**PROMPT**
Drop every picture, then transcribe the remaining data exactly.

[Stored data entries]
==================================================

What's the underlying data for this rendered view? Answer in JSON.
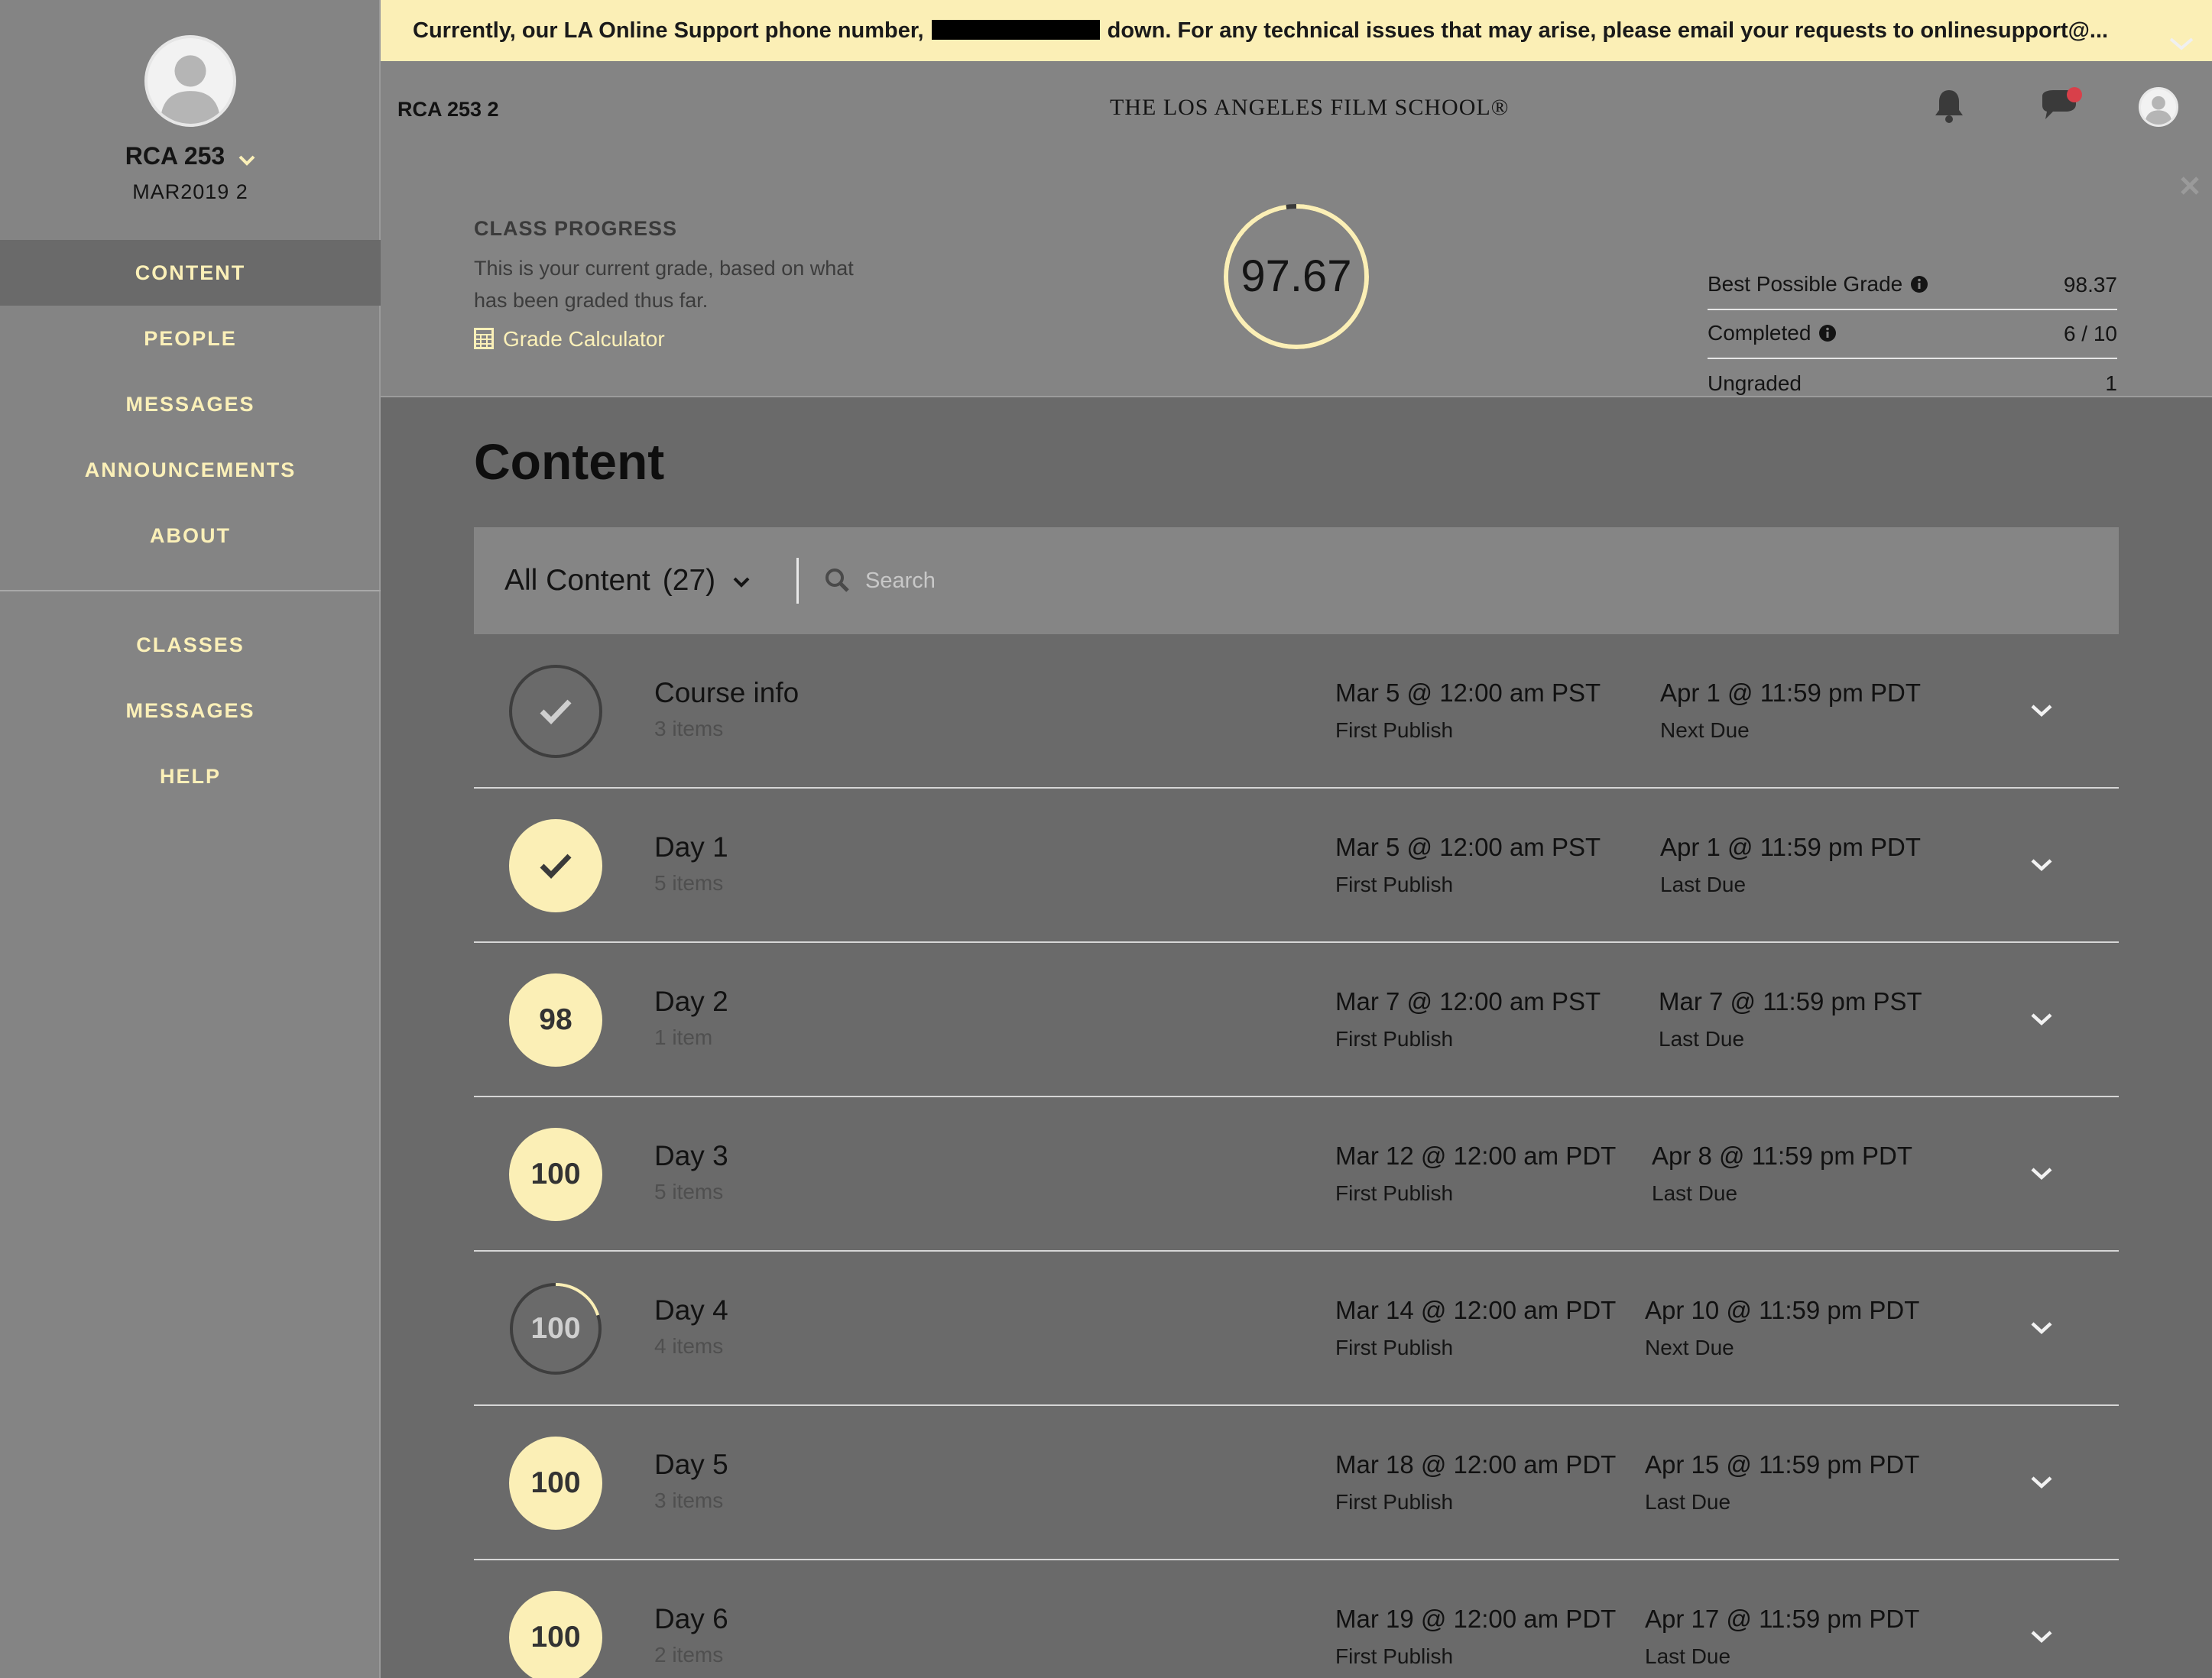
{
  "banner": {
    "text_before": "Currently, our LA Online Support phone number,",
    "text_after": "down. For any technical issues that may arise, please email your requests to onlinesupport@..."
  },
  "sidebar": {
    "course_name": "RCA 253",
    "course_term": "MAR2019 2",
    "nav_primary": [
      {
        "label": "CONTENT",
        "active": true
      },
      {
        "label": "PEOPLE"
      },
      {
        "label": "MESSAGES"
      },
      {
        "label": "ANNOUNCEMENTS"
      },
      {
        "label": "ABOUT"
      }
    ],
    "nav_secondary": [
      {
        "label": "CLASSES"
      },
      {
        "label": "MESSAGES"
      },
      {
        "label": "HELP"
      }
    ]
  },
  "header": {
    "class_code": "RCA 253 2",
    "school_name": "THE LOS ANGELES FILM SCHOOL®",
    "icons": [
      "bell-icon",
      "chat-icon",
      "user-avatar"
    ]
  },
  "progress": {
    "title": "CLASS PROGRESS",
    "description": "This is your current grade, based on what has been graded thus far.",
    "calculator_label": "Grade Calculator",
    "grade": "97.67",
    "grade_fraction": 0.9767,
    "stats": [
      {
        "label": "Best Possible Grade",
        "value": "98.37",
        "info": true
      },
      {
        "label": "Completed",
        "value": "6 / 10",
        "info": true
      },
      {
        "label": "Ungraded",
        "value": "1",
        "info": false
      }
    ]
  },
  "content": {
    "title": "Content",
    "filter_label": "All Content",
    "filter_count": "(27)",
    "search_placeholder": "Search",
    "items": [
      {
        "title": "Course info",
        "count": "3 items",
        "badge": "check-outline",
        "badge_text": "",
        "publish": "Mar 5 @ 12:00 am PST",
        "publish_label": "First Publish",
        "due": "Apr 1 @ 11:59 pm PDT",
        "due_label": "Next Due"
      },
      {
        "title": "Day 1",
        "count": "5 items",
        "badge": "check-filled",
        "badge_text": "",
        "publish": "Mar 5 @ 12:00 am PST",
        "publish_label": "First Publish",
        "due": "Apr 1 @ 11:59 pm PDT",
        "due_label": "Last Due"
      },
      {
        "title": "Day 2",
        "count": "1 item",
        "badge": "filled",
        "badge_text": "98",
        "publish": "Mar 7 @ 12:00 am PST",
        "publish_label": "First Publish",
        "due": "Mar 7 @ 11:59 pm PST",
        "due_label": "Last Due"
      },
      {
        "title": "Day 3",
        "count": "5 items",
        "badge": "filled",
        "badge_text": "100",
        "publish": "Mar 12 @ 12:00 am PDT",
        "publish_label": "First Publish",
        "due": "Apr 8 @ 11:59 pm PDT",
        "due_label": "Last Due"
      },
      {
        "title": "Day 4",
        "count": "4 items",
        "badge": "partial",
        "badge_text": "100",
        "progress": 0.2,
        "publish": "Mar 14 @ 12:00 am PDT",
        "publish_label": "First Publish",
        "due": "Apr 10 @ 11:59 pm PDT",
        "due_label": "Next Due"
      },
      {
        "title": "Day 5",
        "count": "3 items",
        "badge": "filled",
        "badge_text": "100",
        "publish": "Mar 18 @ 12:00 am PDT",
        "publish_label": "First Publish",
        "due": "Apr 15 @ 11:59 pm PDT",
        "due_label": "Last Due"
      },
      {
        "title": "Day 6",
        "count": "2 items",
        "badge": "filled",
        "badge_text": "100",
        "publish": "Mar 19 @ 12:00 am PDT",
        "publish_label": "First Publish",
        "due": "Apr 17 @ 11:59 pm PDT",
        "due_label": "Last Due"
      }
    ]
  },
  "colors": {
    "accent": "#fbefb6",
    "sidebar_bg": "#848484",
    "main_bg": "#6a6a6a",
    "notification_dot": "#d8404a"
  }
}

==================================================

**FINISHED EXERCISE**
What's the underlying data for this rendered view? Answer in JSON.
{
  "banner": {
    "text_before": "Currently, our LA Online Support phone number,",
    "text_after": "down. For any technical issues that may arise, please email your requests to onlinesupport@..."
  },
  "sidebar": {
    "course_name": "RCA 253",
    "course_term": "MAR2019 2",
    "nav_primary": [
      {
        "label": "CONTENT",
        "active": true
      },
      {
        "label": "PEOPLE"
      },
      {
        "label": "MESSAGES"
      },
      {
        "label": "ANNOUNCEMENTS"
      },
      {
        "label": "ABOUT"
      }
    ],
    "nav_secondary": [
      {
        "label": "CLASSES"
      },
      {
        "label": "MESSAGES"
      },
      {
        "label": "HELP"
      }
    ]
  },
  "header": {
    "class_code": "RCA 253 2",
    "school_name": "THE LOS ANGELES FILM SCHOOL®",
    "icons": [
      "bell-icon",
      "chat-icon",
      "user-avatar"
    ]
  },
  "progress": {
    "title": "CLASS PROGRESS",
    "description": "This is your current grade, based on what has been graded thus far.",
    "calculator_label": "Grade Calculator",
    "grade": "97.67",
    "grade_fraction": 0.9767,
    "stats": [
      {
        "label": "Best Possible Grade",
        "value": "98.37",
        "info": true
      },
      {
        "label": "Completed",
        "value": "6 / 10",
        "info": true
      },
      {
        "label": "Ungraded",
        "value": "1",
        "info": false
      }
    ]
  },
  "content": {
    "title": "Content",
    "filter_label": "All Content",
    "filter_count": "(27)",
    "search_placeholder": "Search",
    "items": [
      {
        "title": "Course info",
        "count": "3 items",
        "badge": "check-outline",
        "badge_text": "",
        "publish": "Mar 5 @ 12:00 am PST",
        "publish_label": "First Publish",
        "due": "Apr 1 @ 11:59 pm PDT",
        "due_label": "Next Due"
      },
      {
        "title": "Day 1",
        "count": "5 items",
        "badge": "check-filled",
        "badge_text": "",
        "publish": "Mar 5 @ 12:00 am PST",
        "publish_label": "First Publish",
        "due": "Apr 1 @ 11:59 pm PDT",
        "due_label": "Last Due"
      },
      {
        "title": "Day 2",
        "count": "1 item",
        "badge": "filled",
        "badge_text": "98",
        "publish": "Mar 7 @ 12:00 am PST",
        "publish_label": "First Publish",
        "due": "Mar 7 @ 11:59 pm PST",
        "due_label": "Last Due"
      },
      {
        "title": "Day 3",
        "count": "5 items",
        "badge": "filled",
        "badge_text": "100",
        "publish": "Mar 12 @ 12:00 am PDT",
        "publish_label": "First Publish",
        "due": "Apr 8 @ 11:59 pm PDT",
        "due_label": "Last Due"
      },
      {
        "title": "Day 4",
        "count": "4 items",
        "badge": "partial",
        "badge_text": "100",
        "progress": 0.2,
        "publish": "Mar 14 @ 12:00 am PDT",
        "publish_label": "First Publish",
        "due": "Apr 10 @ 11:59 pm PDT",
        "due_label": "Next Due"
      },
      {
        "title": "Day 5",
        "count": "3 items",
        "badge": "filled",
        "badge_text": "100",
        "publish": "Mar 18 @ 12:00 am PDT",
        "publish_label": "First Publish",
        "due": "Apr 15 @ 11:59 pm PDT",
        "due_label": "Last Due"
      },
      {
        "title": "Day 6",
        "count": "2 items",
        "badge": "filled",
        "badge_text": "100",
        "publish": "Mar 19 @ 12:00 am PDT",
        "publish_label": "First Publish",
        "due": "Apr 17 @ 11:59 pm PDT",
        "due_label": "Last Due"
      }
    ]
  },
  "colors": {
    "accent": "#fbefb6",
    "sidebar_bg": "#848484",
    "main_bg": "#6a6a6a",
    "notification_dot": "#d8404a"
  }
}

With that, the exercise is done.